## REQUIREMENTS
Every record should be repeated exactly, except that pictures are left out.

## SUPPLIED INFORMATION
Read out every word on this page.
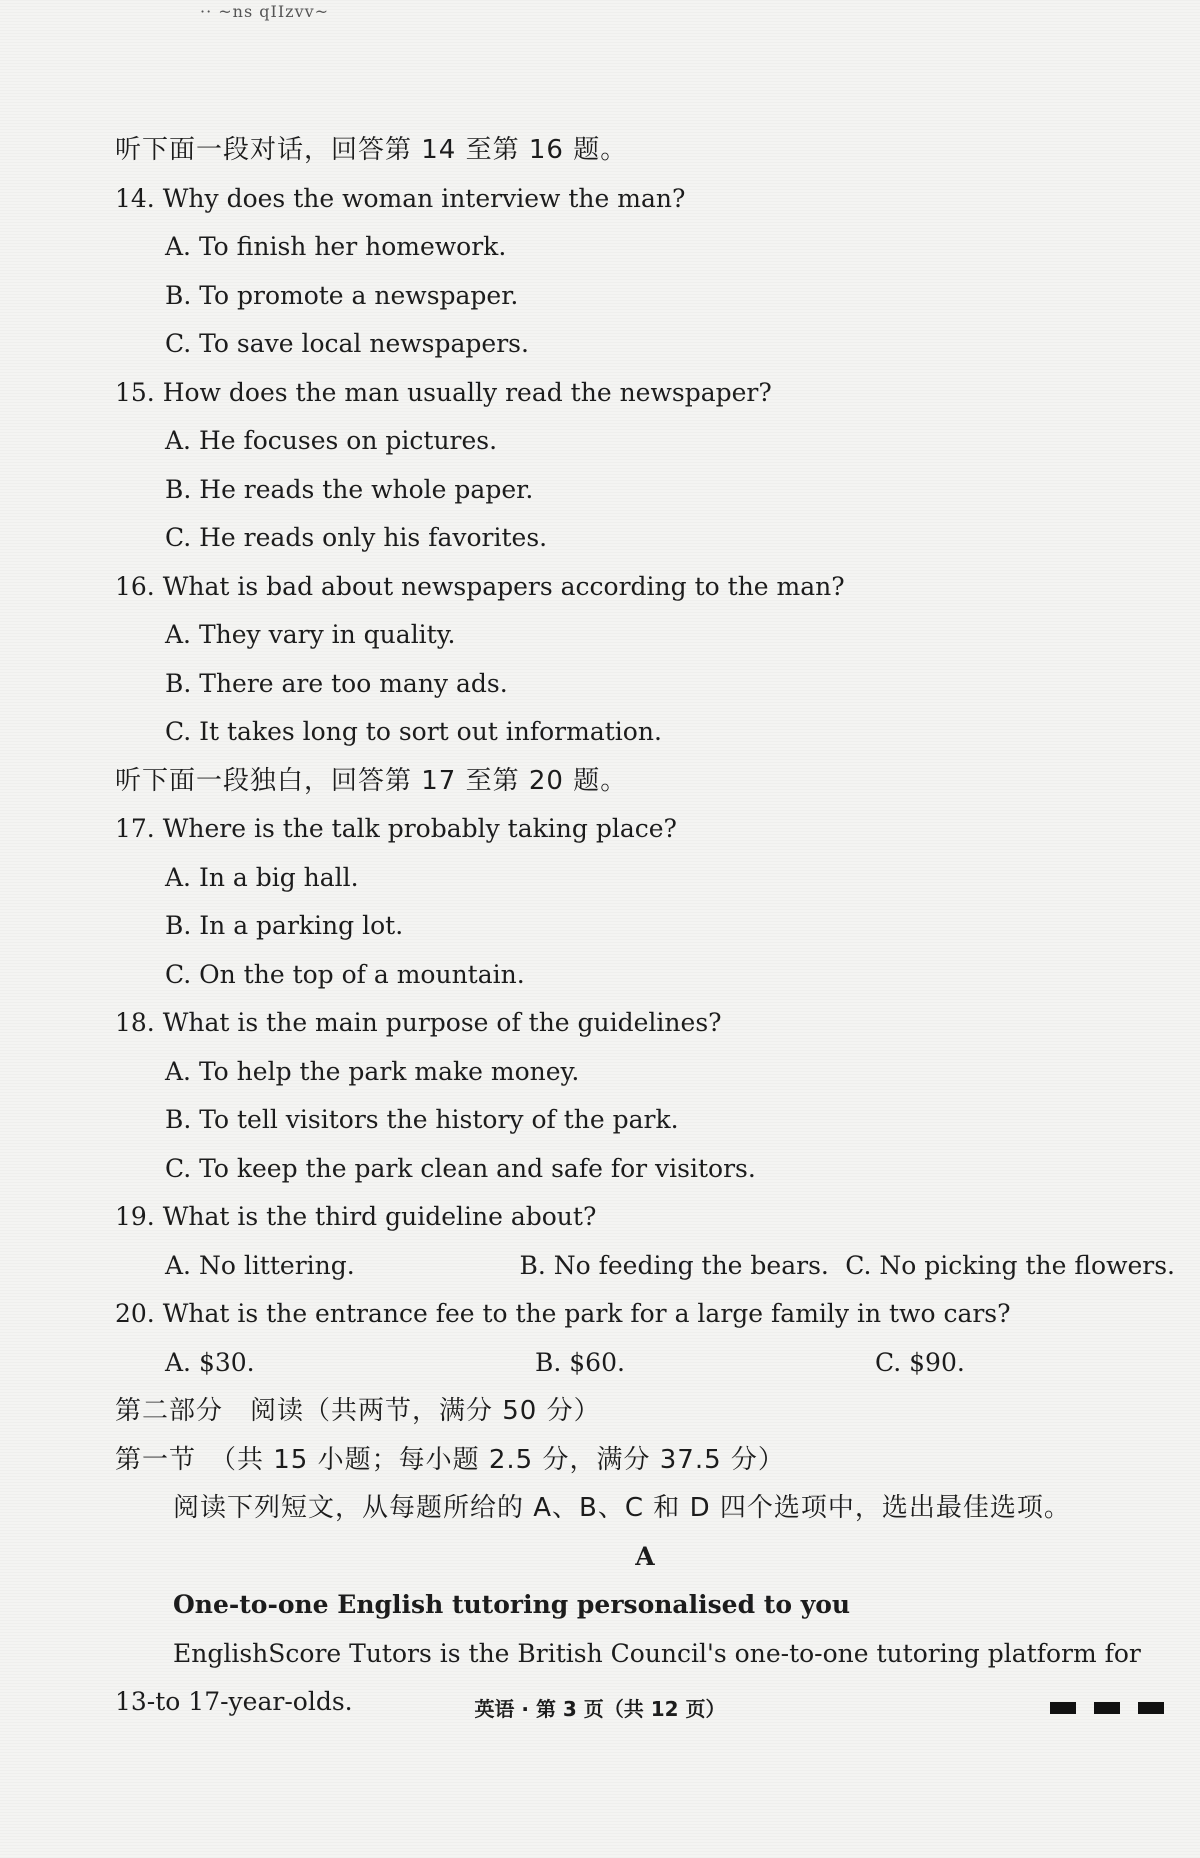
·· ~ns qIIzvv~
听下面一段对话，回答第 14 至第 16 题。
14. Why does the woman interview the man?
A. To finish her homework.
B. To promote a newspaper.
C. To save local newspapers.
15. How does the man usually read the newspaper?
A. He focuses on pictures.
B. He reads the whole paper.
C. He reads only his favorites.
16. What is bad about newspapers according to the man?
A. They vary in quality.
B. There are too many ads.
C. It takes long to sort out information.
听下面一段独白，回答第 17 至第 20 题。
17. Where is the talk probably taking place?
A. In a big hall.
B. In a parking lot.
C. On the top of a mountain.
18. What is the main purpose of the guidelines?
A. To help the park make money.
B. To tell visitors the history of the park.
C. To keep the park clean and safe for visitors.
19. What is the third guideline about?
A. No littering.	B. No feeding the bears. C. No picking the flowers.
20. What is the entrance fee to the park for a large family in two cars?
A. $30.	B. $60.	C. $90.
第二部分　阅读（共两节，满分 50 分）
第一节　（共 15 小题；每小题 2.5 分，满分 37.5 分）
阅读下列短文，从每题所给的 A、B、C 和 D 四个选项中，选出最佳选项。
A
One-to-one English tutoring personalised to you
EnglishScore Tutors is the British Council's one-to-one tutoring platform for 13-to 17-year-olds.	英语 · 第 3 页（共 12 页）
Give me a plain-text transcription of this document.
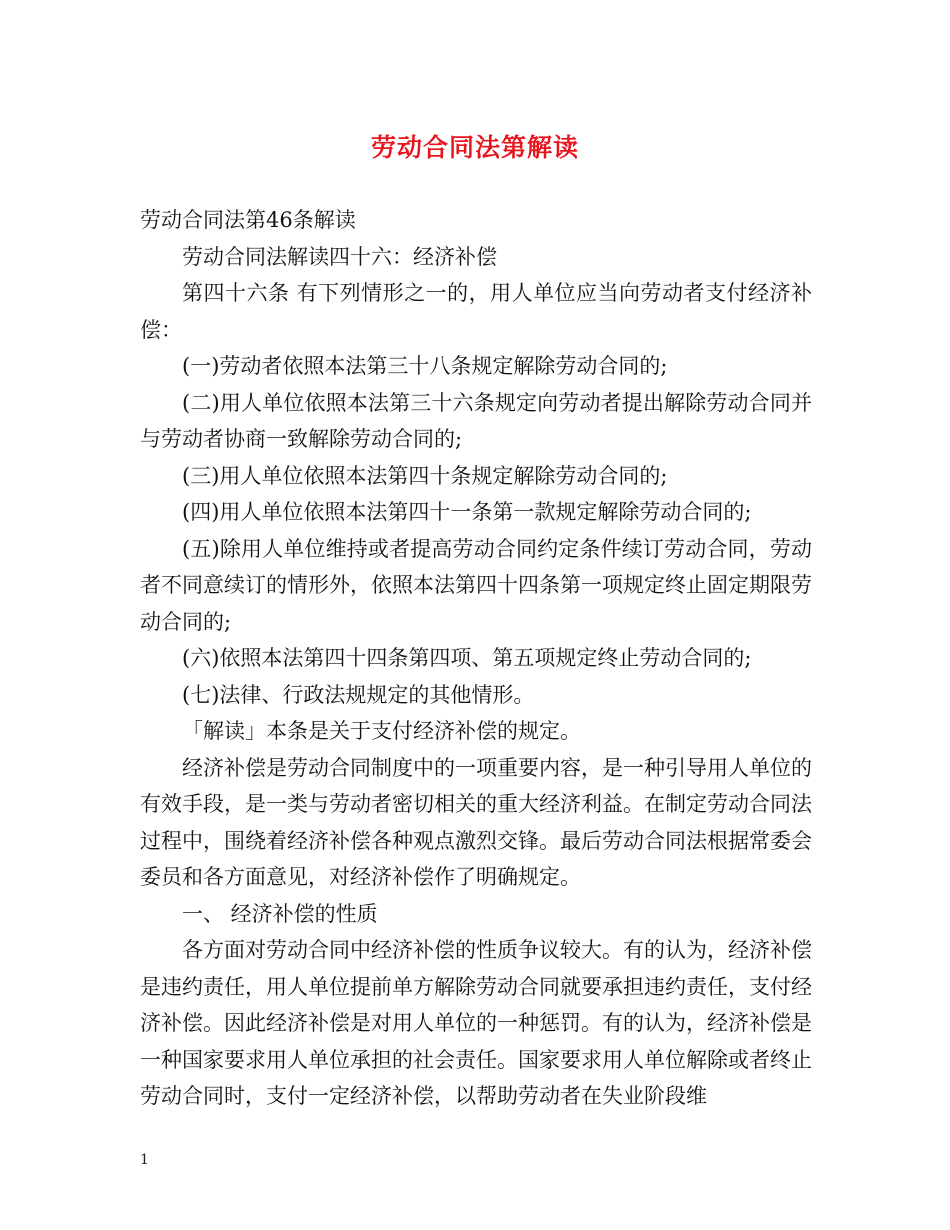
劳动合同法第解读

劳动合同法第46条解读

劳动合同法解读四十六：经济补偿

第四十六条 有下列情形之一的，用人单位应当向劳动者支付经济补偿：

(一)劳动者依照本法第三十八条规定解除劳动合同的;

(二)用人单位依照本法第三十六条规定向劳动者提出解除劳动合同并与劳动者协商一致解除劳动合同的;

(三)用人单位依照本法第四十条规定解除劳动合同的;

(四)用人单位依照本法第四十一条第一款规定解除劳动合同的;

(五)除用人单位维持或者提高劳动合同约定条件续订劳动合同，劳动者不同意续订的情形外，依照本法第四十四条第一项规定终止固定期限劳动合同的;

(六)依照本法第四十四条第四项、第五项规定终止劳动合同的;

(七)法律、行政法规规定的其他情形。

「解读」本条是关于支付经济补偿的规定。

经济补偿是劳动合同制度中的一项重要内容，是一种引导用人单位的有效手段，是一类与劳动者密切相关的重大经济利益。在制定劳动合同法过程中，围绕着经济补偿各种观点激烈交锋。最后劳动合同法根据常委会委员和各方面意见，对经济补偿作了明确规定。

一、 经济补偿的性质

各方面对劳动合同中经济补偿的性质争议较大。有的认为，经济补偿是违约责任，用人单位提前单方解除劳动合同就要承担违约责任，支付经济补偿。因此经济补偿是对用人单位的一种惩罚。有的认为，经济补偿是一种国家要求用人单位承担的社会责任。国家要求用人单位解除或者终止劳动合同时，支付一定经济补偿，以帮助劳动者在失业阶段维

1
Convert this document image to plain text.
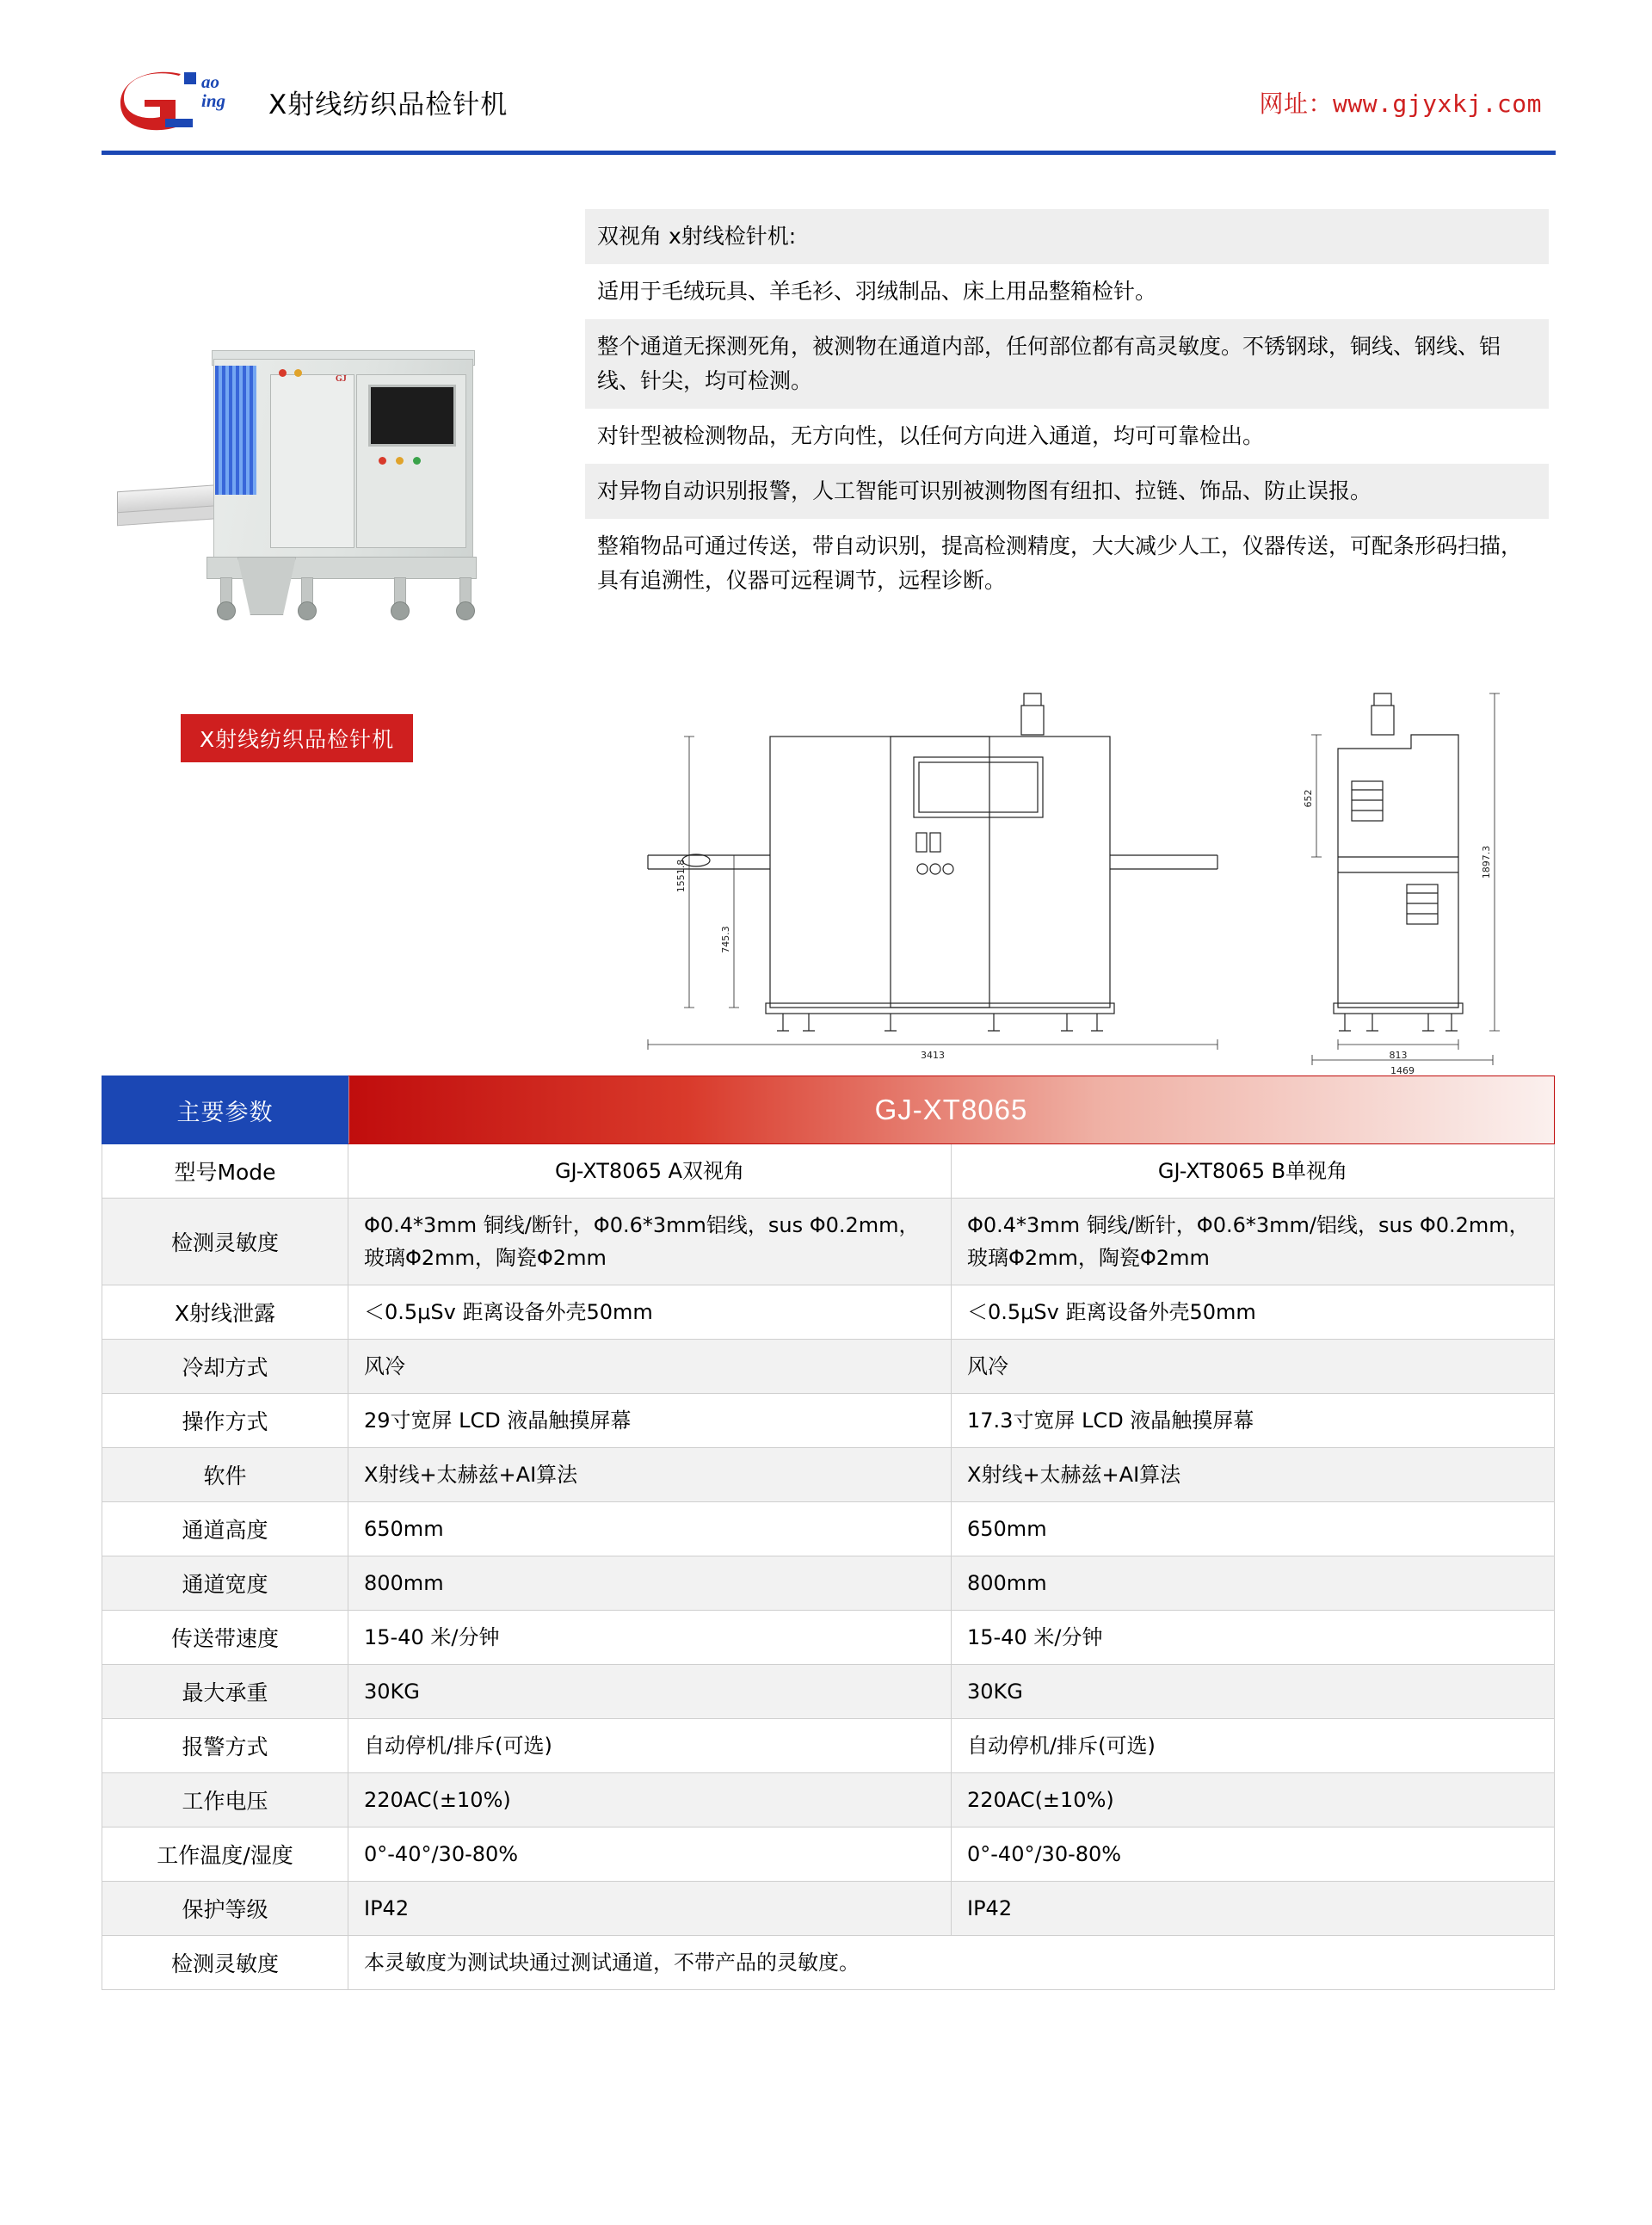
ao
ing X射线纺织品检针机	网址：www.gjyxkj.com
GJ
X射线纺织品检针机
双视角 x射线检针机:
适用于毛绒玩具、羊毛衫、羽绒制品、床上用品整箱检针。
整个通道无探测死角，被测物在通道内部，任何部位都有高灵敏度。不锈钢球，铜线、钢线、铝线、针尖，均可检测。
对针型被检测物品，无方向性，以任何方向进入通道，均可可靠检出。
对异物自动识别报警，人工智能可识别被测物图有纽扣、拉链、饰品、防止误报。
整箱物品可通过传送，带自动识别，提高检测精度，大大减少人工，仪器传送，可配条形码扫描，具有追溯性，仪器可远程调节，远程诊断。
1551.8
745.3
3413
652
1897.3
813
1469
主要参数	GJ-XT8065	
型号Mode	GJ-XT8065 A双视角	GJ-XT8065 B单视角
检测灵敏度	Φ0.4*3mm 铜线/断针，Φ0.6*3mm铝线，sus Φ0.2mm，玻璃Φ2mm，陶瓷Φ2mm	Φ0.4*3mm 铜线/断针，Φ0.6*3mm/铝线，sus Φ0.2mm，玻璃Φ2mm，陶瓷Φ2mm
X射线泄露	＜0.5μSv 距离设备外壳50mm	＜0.5μSv 距离设备外壳50mm
冷却方式	风冷	风冷
操作方式	29寸宽屏 LCD 液晶触摸屏幕	17.3寸宽屏 LCD 液晶触摸屏幕
软件	X射线+太赫兹+AI算法	X射线+太赫兹+AI算法
通道高度	650mm	650mm
通道宽度	800mm	800mm
传送带速度	15-40 米/分钟	15-40 米/分钟
最大承重	30KG	30KG
报警方式	自动停机/排斥(可选)	自动停机/排斥(可选)
工作电压	220AC(±10%)	220AC(±10%)
工作温度/湿度	0°-40°/30-80%	0°-40°/30-80%
保护等级	IP42	IP42
检测灵敏度	本灵敏度为测试块通过测试通道，不带产品的灵敏度。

## EXERCISE RESPONSE
Read out every word on this page.
·· ~ns qIIzvv~
听下面一段对话，回答第 14 至第 16 题。
14. Why does the woman interview the man?
A. To finish her homework.
B. To promote a newspaper.
C. To save local newspapers.
15. How does the man usually read the newspaper?
A. He focuses on pictures.
B. He reads the whole paper.
C. He reads only his favorites.
16. What is bad about newspapers according to the man?
A. They vary in quality.
B. There are too many ads.
C. It takes long to sort out information.
听下面一段独白，回答第 17 至第 20 题。
17. Where is the talk probably taking place?
A. In a big hall.
B. In a parking lot.
C. On the top of a mountain.
18. What is the main purpose of the guidelines?
A. To help the park make money.
B. To tell visitors the history of the park.
C. To keep the park clean and safe for visitors.
19. What is the third guideline about?
A. No littering.	B. No feeding the bears. C. No picking the flowers.
20. What is the entrance fee to the park for a large family in two cars?
A. $30.	B. $60.	C. $90.
第二部分　阅读（共两节，满分 50 分）
第一节　（共 15 小题；每小题 2.5 分，满分 37.5 分）
阅读下列短文，从每题所给的 A、B、C 和 D 四个选项中，选出最佳选项。
A
One-to-one English tutoring personalised to you
EnglishScore Tutors is the British Council's one-to-one tutoring platform for 13-to 17-year-olds.	英语 · 第 3 页（共 12 页）
Give me a plain-text transcription of this document.
劳动合同法第解读

劳动合同法第46条解读

劳动合同法解读四十六：经济补偿

第四十六条 有下列情形之一的，用人单位应当向劳动者支付经济补偿：

(一)劳动者依照本法第三十八条规定解除劳动合同的;

(二)用人单位依照本法第三十六条规定向劳动者提出解除劳动合同并与劳动者协商一致解除劳动合同的;

(三)用人单位依照本法第四十条规定解除劳动合同的;

(四)用人单位依照本法第四十一条第一款规定解除劳动合同的;

(五)除用人单位维持或者提高劳动合同约定条件续订劳动合同，劳动者不同意续订的情形外，依照本法第四十四条第一项规定终止固定期限劳动合同的;

(六)依照本法第四十四条第四项、第五项规定终止劳动合同的;

(七)法律、行政法规规定的其他情形。

「解读」本条是关于支付经济补偿的规定。

经济补偿是劳动合同制度中的一项重要内容，是一种引导用人单位的有效手段，是一类与劳动者密切相关的重大经济利益。在制定劳动合同法过程中，围绕着经济补偿各种观点激烈交锋。最后劳动合同法根据常委会委员和各方面意见，对经济补偿作了明确规定。

一、 经济补偿的性质

各方面对劳动合同中经济补偿的性质争议较大。有的认为，经济补偿是违约责任，用人单位提前单方解除劳动合同就要承担违约责任，支付经济补偿。因此经济补偿是对用人单位的一种惩罚。有的认为，经济补偿是一种国家要求用人单位承担的社会责任。国家要求用人单位解除或者终止劳动合同时，支付一定经济补偿，以帮助劳动者在失业阶段维

1
Convert this document image to plain text.
ao
ing X射线纺织品检针机	网址：www.gjyxkj.com
GJ
X射线纺织品检针机
双视角 x射线检针机:
适用于毛绒玩具、羊毛衫、羽绒制品、床上用品整箱检针。
整个通道无探测死角，被测物在通道内部，任何部位都有高灵敏度。不锈钢球，铜线、钢线、铝线、针尖，均可检测。
对针型被检测物品，无方向性，以任何方向进入通道，均可可靠检出。
对异物自动识别报警，人工智能可识别被测物图有纽扣、拉链、饰品、防止误报。
整箱物品可通过传送，带自动识别，提高检测精度，大大减少人工，仪器传送，可配条形码扫描，具有追溯性，仪器可远程调节，远程诊断。
1551.8
745.3
3413
652
1897.3
813
1469
主要参数	GJ-XT8065	
型号Mode	GJ-XT8065 A双视角	GJ-XT8065 B单视角
检测灵敏度	Φ0.4*3mm 铜线/断针，Φ0.6*3mm铝线，sus Φ0.2mm，玻璃Φ2mm，陶瓷Φ2mm	Φ0.4*3mm 铜线/断针，Φ0.6*3mm/铝线，sus Φ0.2mm，玻璃Φ2mm，陶瓷Φ2mm
X射线泄露	＜0.5μSv 距离设备外壳50mm	＜0.5μSv 距离设备外壳50mm
冷却方式	风冷	风冷
操作方式	29寸宽屏 LCD 液晶触摸屏幕	17.3寸宽屏 LCD 液晶触摸屏幕
软件	X射线+太赫兹+AI算法	X射线+太赫兹+AI算法
通道高度	650mm	650mm
通道宽度	800mm	800mm
传送带速度	15-40 米/分钟	15-40 米/分钟
最大承重	30KG	30KG
报警方式	自动停机/排斥(可选)	自动停机/排斥(可选)
工作电压	220AC(±10%)	220AC(±10%)
工作温度/湿度	0°-40°/30-80%	0°-40°/30-80%
保护等级	IP42	IP42
检测灵敏度	本灵敏度为测试块通过测试通道，不带产品的灵敏度。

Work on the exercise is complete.